▶ [What is needed] Filter the listing and keep only the lines with the word "this".

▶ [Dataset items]
** start **

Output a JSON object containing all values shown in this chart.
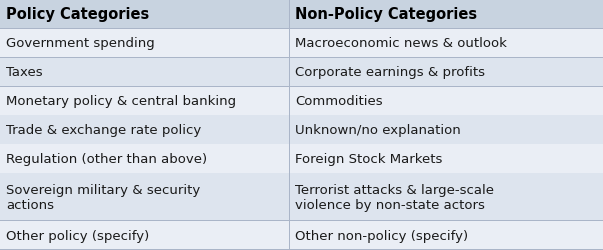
{
  "col1_header": "Policy Categories",
  "col2_header": "Non-Policy Categories",
  "rows": [
    [
      "Government spending",
      "Macroeconomic news & outlook"
    ],
    [
      "Taxes",
      "Corporate earnings & profits"
    ],
    [
      "Monetary policy & central banking",
      "Commodities"
    ],
    [
      "Trade & exchange rate policy",
      "Unknown/no explanation"
    ],
    [
      "Regulation (other than above)",
      "Foreign Stock Markets"
    ],
    [
      "Sovereign military & security\nactions",
      "Terrorist attacks & large-scale\nviolence by non-state actors"
    ],
    [
      "Other policy (specify)",
      "Other non-policy (specify)"
    ]
  ],
  "header_bg": "#c8d3e0",
  "row_bg_odd": "#dde4ee",
  "row_bg_even": "#eaeef5",
  "text_color": "#1a1a1a",
  "header_text_color": "#000000",
  "font_size": 9.5,
  "header_font_size": 10.5,
  "col_split": 0.48,
  "fig_width": 6.03,
  "fig_height": 2.51,
  "line_color": "#aab5c8"
}
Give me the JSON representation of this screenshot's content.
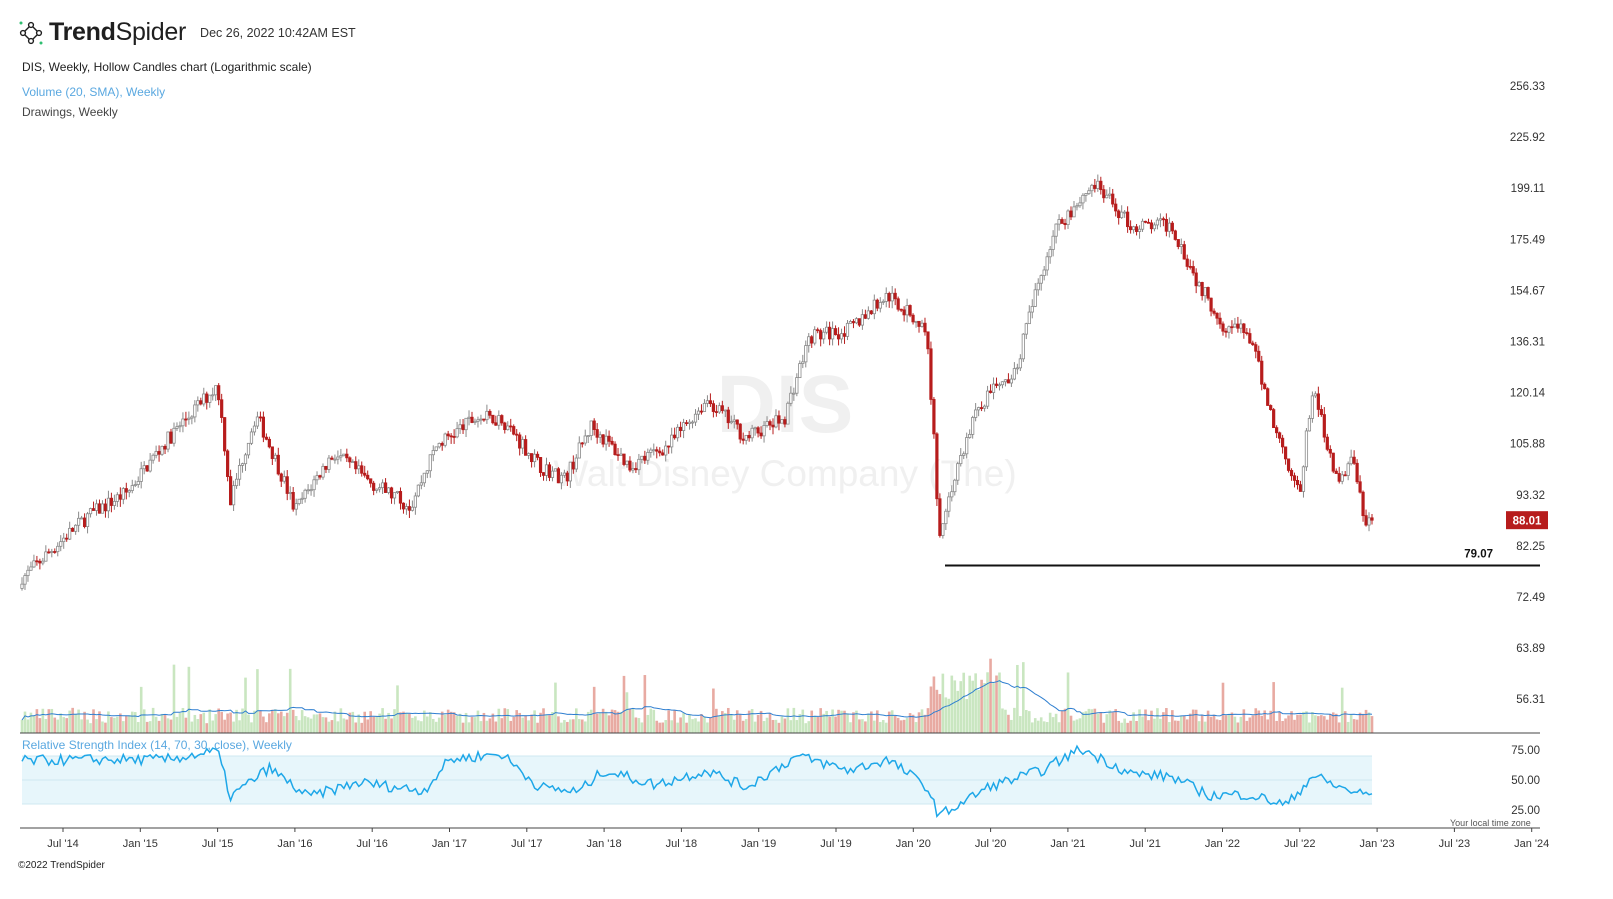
{
  "header": {
    "brand_bold": "Trend",
    "brand_light": "Spider",
    "timestamp": "Dec 26, 2022 10:42AM EST"
  },
  "chart_info": {
    "main": "DIS, Weekly, Hollow Candles chart (Logarithmic scale)",
    "volume": "Volume (20, SMA), Weekly",
    "drawings": "Drawings, Weekly",
    "rsi": "Relative Strength Index (14, 70, 30, close), Weekly"
  },
  "watermark": {
    "ticker": "DIS",
    "name": "Walt Disney Company (The)"
  },
  "footer": {
    "timezone": "Your local time zone",
    "copyright": "©2022 TrendSpider"
  },
  "colors": {
    "up": "#8a8a8a",
    "down": "#b71c1c",
    "vol_up": "#c9e6c0",
    "vol_down": "#e8aaa2",
    "sma": "#2f7fd0",
    "rsi": "#1ea7e8",
    "rsi_band": "#e7f6fb",
    "last_price_bg": "#b71c1c",
    "support": "#111111"
  },
  "chart_data": {
    "type": "candlestick",
    "ticker": "DIS",
    "scale": "log",
    "price_axis_ticks": [
      "256.33",
      "225.92",
      "199.11",
      "175.49",
      "154.67",
      "136.31",
      "120.14",
      "105.88",
      "93.32",
      "82.25",
      "72.49",
      "63.89",
      "56.31"
    ],
    "rsi_axis_ticks": [
      "75.00",
      "50.00",
      "25.00"
    ],
    "x_ticks": [
      "Jul '14",
      "Jan '15",
      "Jul '15",
      "Jan '16",
      "Jul '16",
      "Jan '17",
      "Jul '17",
      "Jan '18",
      "Jul '18",
      "Jan '19",
      "Jul '19",
      "Jan '20",
      "Jul '20",
      "Jan '21",
      "Jul '21",
      "Jan '22",
      "Jul '22",
      "Jan '23",
      "Jul '23",
      "Jan '24"
    ],
    "last_price": "88.01",
    "support_level": {
      "label": "79.07",
      "value": 79.07
    },
    "price_keypoints": [
      {
        "date": "2014-04",
        "close": 77
      },
      {
        "date": "2014-09",
        "close": 89
      },
      {
        "date": "2014-12",
        "close": 94
      },
      {
        "date": "2015-03",
        "close": 106
      },
      {
        "date": "2015-07",
        "close": 121
      },
      {
        "date": "2015-08",
        "close": 92
      },
      {
        "date": "2015-10",
        "close": 113
      },
      {
        "date": "2016-01",
        "close": 90
      },
      {
        "date": "2016-04",
        "close": 103
      },
      {
        "date": "2016-07",
        "close": 96
      },
      {
        "date": "2016-10",
        "close": 91
      },
      {
        "date": "2016-12",
        "close": 105
      },
      {
        "date": "2017-03",
        "close": 112
      },
      {
        "date": "2017-05",
        "close": 112
      },
      {
        "date": "2017-08",
        "close": 100
      },
      {
        "date": "2017-10",
        "close": 97
      },
      {
        "date": "2017-12",
        "close": 110
      },
      {
        "date": "2018-03",
        "close": 100
      },
      {
        "date": "2018-06",
        "close": 105
      },
      {
        "date": "2018-09",
        "close": 117
      },
      {
        "date": "2018-12",
        "close": 107
      },
      {
        "date": "2019-03",
        "close": 112
      },
      {
        "date": "2019-05",
        "close": 136
      },
      {
        "date": "2019-08",
        "close": 138
      },
      {
        "date": "2019-11",
        "close": 150
      },
      {
        "date": "2020-02",
        "close": 138
      },
      {
        "date": "2020-03",
        "close": 85
      },
      {
        "date": "2020-06",
        "close": 115
      },
      {
        "date": "2020-09",
        "close": 126
      },
      {
        "date": "2020-12",
        "close": 175
      },
      {
        "date": "2021-03",
        "close": 195
      },
      {
        "date": "2021-06",
        "close": 176
      },
      {
        "date": "2021-09",
        "close": 177
      },
      {
        "date": "2021-11",
        "close": 155
      },
      {
        "date": "2022-01",
        "close": 140
      },
      {
        "date": "2022-03",
        "close": 137
      },
      {
        "date": "2022-05",
        "close": 110
      },
      {
        "date": "2022-07",
        "close": 93
      },
      {
        "date": "2022-08",
        "close": 120
      },
      {
        "date": "2022-10",
        "close": 95
      },
      {
        "date": "2022-11",
        "close": 103
      },
      {
        "date": "2022-12",
        "close": 88
      }
    ],
    "rsi_keypoints": [
      {
        "date": "2014-04",
        "rsi": 66
      },
      {
        "date": "2014-09",
        "rsi": 67
      },
      {
        "date": "2015-03",
        "rsi": 67
      },
      {
        "date": "2015-07",
        "rsi": 74
      },
      {
        "date": "2015-08",
        "rsi": 36
      },
      {
        "date": "2015-11",
        "rsi": 60
      },
      {
        "date": "2016-02",
        "rsi": 36
      },
      {
        "date": "2016-06",
        "rsi": 48
      },
      {
        "date": "2016-11",
        "rsi": 41
      },
      {
        "date": "2017-01",
        "rsi": 67
      },
      {
        "date": "2017-05",
        "rsi": 72
      },
      {
        "date": "2017-08",
        "rsi": 44
      },
      {
        "date": "2017-11",
        "rsi": 40
      },
      {
        "date": "2018-01",
        "rsi": 58
      },
      {
        "date": "2018-05",
        "rsi": 46
      },
      {
        "date": "2018-09",
        "rsi": 58
      },
      {
        "date": "2018-12",
        "rsi": 44
      },
      {
        "date": "2019-04",
        "rsi": 70
      },
      {
        "date": "2019-08",
        "rsi": 58
      },
      {
        "date": "2019-11",
        "rsi": 67
      },
      {
        "date": "2020-02",
        "rsi": 45
      },
      {
        "date": "2020-03",
        "rsi": 20
      },
      {
        "date": "2020-07",
        "rsi": 45
      },
      {
        "date": "2020-11",
        "rsi": 58
      },
      {
        "date": "2021-02",
        "rsi": 76
      },
      {
        "date": "2021-06",
        "rsi": 55
      },
      {
        "date": "2021-09",
        "rsi": 53
      },
      {
        "date": "2021-12",
        "rsi": 37
      },
      {
        "date": "2022-03",
        "rsi": 38
      },
      {
        "date": "2022-06",
        "rsi": 29
      },
      {
        "date": "2022-08",
        "rsi": 54
      },
      {
        "date": "2022-10",
        "rsi": 44
      },
      {
        "date": "2022-12",
        "rsi": 38
      }
    ],
    "rsi_bands": [
      30,
      50,
      70
    ]
  }
}
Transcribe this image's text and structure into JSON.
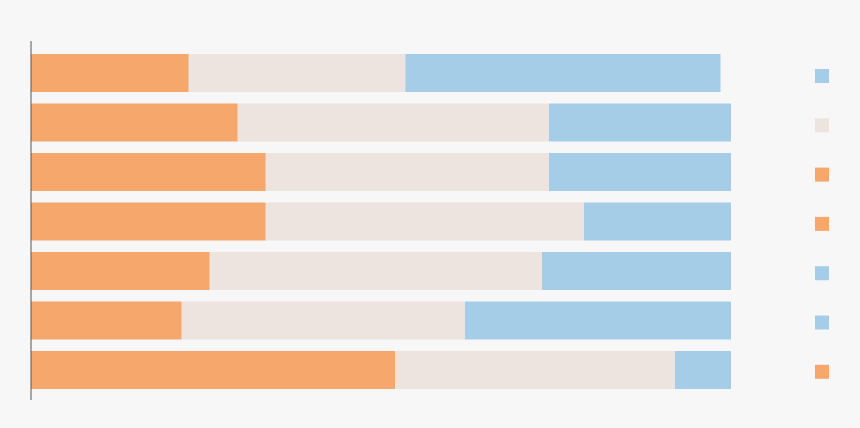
{
  "chart_data": {
    "type": "bar",
    "orientation": "horizontal",
    "stacked": true,
    "series": [
      {
        "color": "#f5a76c",
        "values": [
          22.5,
          29.5,
          33.5,
          33.5,
          25.5,
          21.5,
          52
        ]
      },
      {
        "color": "#ede3df",
        "values": [
          31,
          44.5,
          40.5,
          45.5,
          47.5,
          40.5,
          40
        ]
      },
      {
        "color": "#a5cde7",
        "values": [
          45,
          26,
          26,
          21,
          27,
          38,
          8
        ]
      }
    ],
    "grid": false,
    "legend_position": "right",
    "legend_swatch_colors": [
      "#a5cde7",
      "#ede3df",
      "#f5a76c",
      "#f5a76c",
      "#a5cde7",
      "#a5cde7",
      "#f5a76c"
    ]
  }
}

** end **

▶ [Finished exercise]
Output a JSON object containing all values shown in this chart.
Give me the JSON representation of this screenshot's content.
Transcribe this image's text and structure into JSON.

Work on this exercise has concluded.